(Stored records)
━━━

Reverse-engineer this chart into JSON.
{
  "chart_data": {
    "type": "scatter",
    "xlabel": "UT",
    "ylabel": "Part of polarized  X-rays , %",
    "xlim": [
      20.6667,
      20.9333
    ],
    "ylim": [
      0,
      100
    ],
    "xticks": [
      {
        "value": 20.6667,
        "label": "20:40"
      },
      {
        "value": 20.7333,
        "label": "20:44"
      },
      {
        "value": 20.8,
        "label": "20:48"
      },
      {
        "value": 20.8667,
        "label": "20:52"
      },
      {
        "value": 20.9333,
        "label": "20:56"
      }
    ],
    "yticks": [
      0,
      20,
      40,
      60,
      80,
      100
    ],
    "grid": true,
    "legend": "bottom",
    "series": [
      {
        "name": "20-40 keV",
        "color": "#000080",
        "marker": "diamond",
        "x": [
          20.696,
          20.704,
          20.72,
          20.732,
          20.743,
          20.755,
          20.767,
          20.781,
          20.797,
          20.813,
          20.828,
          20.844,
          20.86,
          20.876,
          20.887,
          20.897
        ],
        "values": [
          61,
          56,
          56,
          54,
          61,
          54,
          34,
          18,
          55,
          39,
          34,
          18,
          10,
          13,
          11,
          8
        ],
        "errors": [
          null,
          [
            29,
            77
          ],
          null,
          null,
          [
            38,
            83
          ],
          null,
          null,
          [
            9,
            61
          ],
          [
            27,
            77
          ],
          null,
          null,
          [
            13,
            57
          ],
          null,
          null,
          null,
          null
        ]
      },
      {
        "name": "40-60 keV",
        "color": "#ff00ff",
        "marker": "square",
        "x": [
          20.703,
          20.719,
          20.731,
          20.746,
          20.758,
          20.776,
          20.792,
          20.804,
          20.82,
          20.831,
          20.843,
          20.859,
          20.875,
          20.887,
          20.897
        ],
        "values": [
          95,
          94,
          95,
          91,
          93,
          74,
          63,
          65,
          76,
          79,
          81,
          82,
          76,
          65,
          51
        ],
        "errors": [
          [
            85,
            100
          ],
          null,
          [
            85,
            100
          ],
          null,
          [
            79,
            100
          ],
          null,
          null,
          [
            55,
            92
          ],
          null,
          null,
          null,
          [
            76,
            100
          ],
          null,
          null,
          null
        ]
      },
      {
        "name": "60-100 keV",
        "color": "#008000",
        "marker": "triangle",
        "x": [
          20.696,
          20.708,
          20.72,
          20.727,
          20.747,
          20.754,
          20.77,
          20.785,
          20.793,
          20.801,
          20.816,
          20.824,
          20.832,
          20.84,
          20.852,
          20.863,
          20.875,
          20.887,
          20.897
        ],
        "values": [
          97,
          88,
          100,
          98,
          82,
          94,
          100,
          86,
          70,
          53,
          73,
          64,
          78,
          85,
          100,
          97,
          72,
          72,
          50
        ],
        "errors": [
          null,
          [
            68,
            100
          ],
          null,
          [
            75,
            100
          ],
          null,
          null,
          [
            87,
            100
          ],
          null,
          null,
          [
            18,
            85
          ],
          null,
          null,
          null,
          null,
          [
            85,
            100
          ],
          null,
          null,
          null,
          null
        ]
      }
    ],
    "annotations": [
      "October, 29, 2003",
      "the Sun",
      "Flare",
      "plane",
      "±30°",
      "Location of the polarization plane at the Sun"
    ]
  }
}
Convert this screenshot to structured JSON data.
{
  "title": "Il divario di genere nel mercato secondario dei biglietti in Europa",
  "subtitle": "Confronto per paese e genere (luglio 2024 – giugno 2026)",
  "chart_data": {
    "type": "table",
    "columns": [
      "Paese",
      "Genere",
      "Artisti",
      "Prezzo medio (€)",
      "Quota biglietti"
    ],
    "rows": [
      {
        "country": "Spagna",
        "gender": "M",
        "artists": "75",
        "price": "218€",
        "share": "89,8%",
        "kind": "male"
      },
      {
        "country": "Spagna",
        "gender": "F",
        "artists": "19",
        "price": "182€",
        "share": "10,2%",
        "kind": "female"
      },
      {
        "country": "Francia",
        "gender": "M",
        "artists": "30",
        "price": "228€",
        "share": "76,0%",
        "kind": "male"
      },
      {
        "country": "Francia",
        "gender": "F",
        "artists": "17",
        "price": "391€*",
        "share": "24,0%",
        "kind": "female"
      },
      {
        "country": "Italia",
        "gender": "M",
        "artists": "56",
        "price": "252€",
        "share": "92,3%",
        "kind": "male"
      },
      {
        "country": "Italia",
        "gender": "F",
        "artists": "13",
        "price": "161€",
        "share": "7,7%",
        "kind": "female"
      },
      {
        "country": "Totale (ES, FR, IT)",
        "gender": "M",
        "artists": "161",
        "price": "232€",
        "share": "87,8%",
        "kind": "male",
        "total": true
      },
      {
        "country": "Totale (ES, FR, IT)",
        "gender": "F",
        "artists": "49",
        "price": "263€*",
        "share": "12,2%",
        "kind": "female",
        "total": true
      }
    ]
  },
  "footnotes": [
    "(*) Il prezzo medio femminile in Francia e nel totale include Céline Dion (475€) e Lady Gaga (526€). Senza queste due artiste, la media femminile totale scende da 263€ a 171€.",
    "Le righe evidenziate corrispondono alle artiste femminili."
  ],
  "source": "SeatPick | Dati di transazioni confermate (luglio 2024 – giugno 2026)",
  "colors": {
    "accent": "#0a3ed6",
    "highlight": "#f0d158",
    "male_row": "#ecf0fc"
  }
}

━━━

**EXERCISE AIM**
Which lines above contain "this"? Show each of them.

**TASK ANSWER**
Reverse-engineer this chart into JSON.
Convert this screenshot to structured JSON data.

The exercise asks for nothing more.